What the task requires:
Quote the full listing word for word.

Listed records:
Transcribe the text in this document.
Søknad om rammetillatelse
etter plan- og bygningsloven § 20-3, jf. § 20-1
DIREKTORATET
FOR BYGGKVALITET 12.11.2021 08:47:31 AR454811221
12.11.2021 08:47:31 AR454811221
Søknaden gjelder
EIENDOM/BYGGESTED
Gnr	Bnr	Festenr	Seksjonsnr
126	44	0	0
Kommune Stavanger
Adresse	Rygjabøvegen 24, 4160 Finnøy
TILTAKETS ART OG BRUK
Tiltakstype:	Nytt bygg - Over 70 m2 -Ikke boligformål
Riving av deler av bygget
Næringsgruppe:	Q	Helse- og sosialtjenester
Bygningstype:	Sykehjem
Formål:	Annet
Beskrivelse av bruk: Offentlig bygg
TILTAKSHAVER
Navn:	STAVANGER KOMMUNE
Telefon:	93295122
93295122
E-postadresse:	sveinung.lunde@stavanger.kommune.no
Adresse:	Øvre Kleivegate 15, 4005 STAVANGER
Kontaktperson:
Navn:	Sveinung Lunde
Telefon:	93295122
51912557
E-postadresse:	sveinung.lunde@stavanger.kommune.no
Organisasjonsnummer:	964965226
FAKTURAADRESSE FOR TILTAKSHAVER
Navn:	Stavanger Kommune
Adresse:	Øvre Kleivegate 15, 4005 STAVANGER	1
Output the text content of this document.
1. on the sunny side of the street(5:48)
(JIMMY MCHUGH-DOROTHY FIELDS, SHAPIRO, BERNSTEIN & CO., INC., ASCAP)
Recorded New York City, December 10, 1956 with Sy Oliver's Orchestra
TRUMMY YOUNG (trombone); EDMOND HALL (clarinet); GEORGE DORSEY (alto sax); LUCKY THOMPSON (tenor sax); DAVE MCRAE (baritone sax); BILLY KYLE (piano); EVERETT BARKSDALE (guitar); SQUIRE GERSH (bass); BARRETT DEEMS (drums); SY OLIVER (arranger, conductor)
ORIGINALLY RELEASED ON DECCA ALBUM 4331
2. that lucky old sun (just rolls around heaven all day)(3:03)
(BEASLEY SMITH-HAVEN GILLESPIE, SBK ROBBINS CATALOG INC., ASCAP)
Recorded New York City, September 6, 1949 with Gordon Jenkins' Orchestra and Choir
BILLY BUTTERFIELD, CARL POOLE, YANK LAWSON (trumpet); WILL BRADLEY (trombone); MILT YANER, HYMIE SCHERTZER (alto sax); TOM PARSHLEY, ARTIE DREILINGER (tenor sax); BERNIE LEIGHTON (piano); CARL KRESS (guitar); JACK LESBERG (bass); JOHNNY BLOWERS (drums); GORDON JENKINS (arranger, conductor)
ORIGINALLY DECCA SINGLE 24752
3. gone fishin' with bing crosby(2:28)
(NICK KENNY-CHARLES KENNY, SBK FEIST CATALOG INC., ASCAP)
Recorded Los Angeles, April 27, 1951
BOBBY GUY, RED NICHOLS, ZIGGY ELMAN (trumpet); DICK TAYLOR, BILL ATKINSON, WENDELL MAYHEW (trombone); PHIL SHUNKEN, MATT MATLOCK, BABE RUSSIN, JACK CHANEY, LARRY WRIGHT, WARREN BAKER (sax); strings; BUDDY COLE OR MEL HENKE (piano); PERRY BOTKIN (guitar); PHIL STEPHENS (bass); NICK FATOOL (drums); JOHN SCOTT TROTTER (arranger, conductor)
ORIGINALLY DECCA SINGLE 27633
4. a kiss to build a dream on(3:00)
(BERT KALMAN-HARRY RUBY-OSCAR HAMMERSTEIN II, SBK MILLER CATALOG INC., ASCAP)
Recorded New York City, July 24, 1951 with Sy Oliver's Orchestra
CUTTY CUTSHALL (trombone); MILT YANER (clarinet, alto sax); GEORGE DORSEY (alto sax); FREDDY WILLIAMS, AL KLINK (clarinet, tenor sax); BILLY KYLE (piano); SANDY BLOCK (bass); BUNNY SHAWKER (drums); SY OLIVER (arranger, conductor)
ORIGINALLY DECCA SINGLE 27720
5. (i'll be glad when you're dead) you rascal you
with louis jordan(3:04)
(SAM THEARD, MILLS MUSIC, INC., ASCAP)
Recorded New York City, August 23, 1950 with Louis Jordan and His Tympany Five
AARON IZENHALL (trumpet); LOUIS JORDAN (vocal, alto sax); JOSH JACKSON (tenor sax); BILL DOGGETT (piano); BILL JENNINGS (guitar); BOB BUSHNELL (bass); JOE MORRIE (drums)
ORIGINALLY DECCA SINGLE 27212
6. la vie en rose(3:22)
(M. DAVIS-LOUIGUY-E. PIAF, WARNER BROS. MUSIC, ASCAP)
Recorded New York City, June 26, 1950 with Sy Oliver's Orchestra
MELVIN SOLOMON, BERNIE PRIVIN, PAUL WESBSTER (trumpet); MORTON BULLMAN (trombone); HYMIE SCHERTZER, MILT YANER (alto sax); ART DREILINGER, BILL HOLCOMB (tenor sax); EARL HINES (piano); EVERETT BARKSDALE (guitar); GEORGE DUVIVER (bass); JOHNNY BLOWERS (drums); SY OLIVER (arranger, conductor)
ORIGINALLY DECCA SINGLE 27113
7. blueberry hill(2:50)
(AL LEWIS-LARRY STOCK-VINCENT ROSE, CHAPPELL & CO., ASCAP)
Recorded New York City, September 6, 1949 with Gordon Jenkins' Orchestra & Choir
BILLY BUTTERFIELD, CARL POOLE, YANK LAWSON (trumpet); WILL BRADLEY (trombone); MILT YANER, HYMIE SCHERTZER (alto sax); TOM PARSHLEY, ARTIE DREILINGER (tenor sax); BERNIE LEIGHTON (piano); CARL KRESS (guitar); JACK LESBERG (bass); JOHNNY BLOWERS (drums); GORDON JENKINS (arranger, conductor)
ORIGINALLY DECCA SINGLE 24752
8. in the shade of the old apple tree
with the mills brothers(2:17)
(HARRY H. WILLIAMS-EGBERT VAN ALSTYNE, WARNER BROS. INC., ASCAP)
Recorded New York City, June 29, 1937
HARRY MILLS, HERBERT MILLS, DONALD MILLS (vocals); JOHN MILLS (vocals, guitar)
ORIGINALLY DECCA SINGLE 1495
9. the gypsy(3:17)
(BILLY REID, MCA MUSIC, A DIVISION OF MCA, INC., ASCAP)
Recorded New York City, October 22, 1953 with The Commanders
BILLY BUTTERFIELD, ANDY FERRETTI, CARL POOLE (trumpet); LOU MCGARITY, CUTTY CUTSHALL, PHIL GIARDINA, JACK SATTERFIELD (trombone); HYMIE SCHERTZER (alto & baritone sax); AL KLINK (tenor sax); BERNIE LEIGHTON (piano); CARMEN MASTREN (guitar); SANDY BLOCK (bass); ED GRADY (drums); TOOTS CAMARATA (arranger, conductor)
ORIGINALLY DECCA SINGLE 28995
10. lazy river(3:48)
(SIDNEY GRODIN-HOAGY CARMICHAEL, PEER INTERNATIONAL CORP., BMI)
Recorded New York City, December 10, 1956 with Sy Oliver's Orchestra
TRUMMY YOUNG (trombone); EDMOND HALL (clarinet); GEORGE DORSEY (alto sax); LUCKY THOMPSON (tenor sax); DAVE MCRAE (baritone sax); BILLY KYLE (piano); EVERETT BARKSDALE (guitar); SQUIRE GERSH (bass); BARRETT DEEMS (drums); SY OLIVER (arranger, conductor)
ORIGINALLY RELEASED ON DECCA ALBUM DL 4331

Exercise result:
Transcribe the text in this document.
Søknad om rammetillatelse
etter plan- og bygningsloven § 20-3, jf. § 20-1
DIREKTORATET
FOR BYGGKVALITET 12.11.2021 08:47:31 AR454811221
12.11.2021 08:47:31 AR454811221
Søknaden gjelder
EIENDOM/BYGGESTED
Gnr	Bnr	Festenr	Seksjonsnr
126	44	0	0
Kommune Stavanger
Adresse	Rygjabøvegen 24, 4160 Finnøy
TILTAKETS ART OG BRUK
Tiltakstype:	Nytt bygg - Over 70 m2 -Ikke boligformål
Riving av deler av bygget
Næringsgruppe:	Q	Helse- og sosialtjenester
Bygningstype:	Sykehjem
Formål:	Annet
Beskrivelse av bruk: Offentlig bygg
TILTAKSHAVER
Navn:	STAVANGER KOMMUNE
Telefon:	93295122
93295122
E-postadresse:	sveinung.lunde@stavanger.kommune.no
Adresse:	Øvre Kleivegate 15, 4005 STAVANGER
Kontaktperson:
Navn:	Sveinung Lunde
Telefon:	93295122
51912557
E-postadresse:	sveinung.lunde@stavanger.kommune.no
Organisasjonsnummer:	964965226
FAKTURAADRESSE FOR TILTAKSHAVER
Navn:	Stavanger Kommune
Adresse:	Øvre Kleivegate 15, 4005 STAVANGER	1
Output the text content of this document.
1. on the sunny side of the street(5:48)
(JIMMY MCHUGH-DOROTHY FIELDS, SHAPIRO, BERNSTEIN & CO., INC., ASCAP)
Recorded New York City, December 10, 1956 with Sy Oliver's Orchestra
TRUMMY YOUNG (trombone); EDMOND HALL (clarinet); GEORGE DORSEY (alto sax); LUCKY THOMPSON (tenor sax); DAVE MCRAE (baritone sax); BILLY KYLE (piano); EVERETT BARKSDALE (guitar); SQUIRE GERSH (bass); BARRETT DEEMS (drums); SY OLIVER (arranger, conductor)
ORIGINALLY RELEASED ON DECCA ALBUM 4331
2. that lucky old sun (just rolls around heaven all day)(3:03)
(BEASLEY SMITH-HAVEN GILLESPIE, SBK ROBBINS CATALOG INC., ASCAP)
Recorded New York City, September 6, 1949 with Gordon Jenkins' Orchestra and Choir
BILLY BUTTERFIELD, CARL POOLE, YANK LAWSON (trumpet); WILL BRADLEY (trombone); MILT YANER, HYMIE SCHERTZER (alto sax); TOM PARSHLEY, ARTIE DREILINGER (tenor sax); BERNIE LEIGHTON (piano); CARL KRESS (guitar); JACK LESBERG (bass); JOHNNY BLOWERS (drums); GORDON JENKINS (arranger, conductor)
ORIGINALLY DECCA SINGLE 24752
3. gone fishin' with bing crosby(2:28)
(NICK KENNY-CHARLES KENNY, SBK FEIST CATALOG INC., ASCAP)
Recorded Los Angeles, April 27, 1951
BOBBY GUY, RED NICHOLS, ZIGGY ELMAN (trumpet); DICK TAYLOR, BILL ATKINSON, WENDELL MAYHEW (trombone); PHIL SHUNKEN, MATT MATLOCK, BABE RUSSIN, JACK CHANEY, LARRY WRIGHT, WARREN BAKER (sax); strings; BUDDY COLE OR MEL HENKE (piano); PERRY BOTKIN (guitar); PHIL STEPHENS (bass); NICK FATOOL (drums); JOHN SCOTT TROTTER (arranger, conductor)
ORIGINALLY DECCA SINGLE 27633
4. a kiss to build a dream on(3:00)
(BERT KALMAN-HARRY RUBY-OSCAR HAMMERSTEIN II, SBK MILLER CATALOG INC., ASCAP)
Recorded New York City, July 24, 1951 with Sy Oliver's Orchestra
CUTTY CUTSHALL (trombone); MILT YANER (clarinet, alto sax); GEORGE DORSEY (alto sax); FREDDY WILLIAMS, AL KLINK (clarinet, tenor sax); BILLY KYLE (piano); SANDY BLOCK (bass); BUNNY SHAWKER (drums); SY OLIVER (arranger, conductor)
ORIGINALLY DECCA SINGLE 27720
5. (i'll be glad when you're dead) you rascal you
with louis jordan(3:04)
(SAM THEARD, MILLS MUSIC, INC., ASCAP)
Recorded New York City, August 23, 1950 with Louis Jordan and His Tympany Five
AARON IZENHALL (trumpet); LOUIS JORDAN (vocal, alto sax); JOSH JACKSON (tenor sax); BILL DOGGETT (piano); BILL JENNINGS (guitar); BOB BUSHNELL (bass); JOE MORRIE (drums)
ORIGINALLY DECCA SINGLE 27212
6. la vie en rose(3:22)
(M. DAVIS-LOUIGUY-E. PIAF, WARNER BROS. MUSIC, ASCAP)
Recorded New York City, June 26, 1950 with Sy Oliver's Orchestra
MELVIN SOLOMON, BERNIE PRIVIN, PAUL WESBSTER (trumpet); MORTON BULLMAN (trombone); HYMIE SCHERTZER, MILT YANER (alto sax); ART DREILINGER, BILL HOLCOMB (tenor sax); EARL HINES (piano); EVERETT BARKSDALE (guitar); GEORGE DUVIVER (bass); JOHNNY BLOWERS (drums); SY OLIVER (arranger, conductor)
ORIGINALLY DECCA SINGLE 27113
7. blueberry hill(2:50)
(AL LEWIS-LARRY STOCK-VINCENT ROSE, CHAPPELL & CO., ASCAP)
Recorded New York City, September 6, 1949 with Gordon Jenkins' Orchestra & Choir
BILLY BUTTERFIELD, CARL POOLE, YANK LAWSON (trumpet); WILL BRADLEY (trombone); MILT YANER, HYMIE SCHERTZER (alto sax); TOM PARSHLEY, ARTIE DREILINGER (tenor sax); BERNIE LEIGHTON (piano); CARL KRESS (guitar); JACK LESBERG (bass); JOHNNY BLOWERS (drums); GORDON JENKINS (arranger, conductor)
ORIGINALLY DECCA SINGLE 24752
8. in the shade of the old apple tree
with the mills brothers(2:17)
(HARRY H. WILLIAMS-EGBERT VAN ALSTYNE, WARNER BROS. INC., ASCAP)
Recorded New York City, June 29, 1937
HARRY MILLS, HERBERT MILLS, DONALD MILLS (vocals); JOHN MILLS (vocals, guitar)
ORIGINALLY DECCA SINGLE 1495
9. the gypsy(3:17)
(BILLY REID, MCA MUSIC, A DIVISION OF MCA, INC., ASCAP)
Recorded New York City, October 22, 1953 with The Commanders
BILLY BUTTERFIELD, ANDY FERRETTI, CARL POOLE (trumpet); LOU MCGARITY, CUTTY CUTSHALL, PHIL GIARDINA, JACK SATTERFIELD (trombone); HYMIE SCHERTZER (alto & baritone sax); AL KLINK (tenor sax); BERNIE LEIGHTON (piano); CARMEN MASTREN (guitar); SANDY BLOCK (bass); ED GRADY (drums); TOOTS CAMARATA (arranger, conductor)
ORIGINALLY DECCA SINGLE 28995
10. lazy river(3:48)
(SIDNEY GRODIN-HOAGY CARMICHAEL, PEER INTERNATIONAL CORP., BMI)
Recorded New York City, December 10, 1956 with Sy Oliver's Orchestra
TRUMMY YOUNG (trombone); EDMOND HALL (clarinet); GEORGE DORSEY (alto sax); LUCKY THOMPSON (tenor sax); DAVE MCRAE (baritone sax); BILLY KYLE (piano); EVERETT BARKSDALE (guitar); SQUIRE GERSH (bass); BARRETT DEEMS (drums); SY OLIVER (arranger, conductor)
ORIGINALLY RELEASED ON DECCA ALBUM DL 4331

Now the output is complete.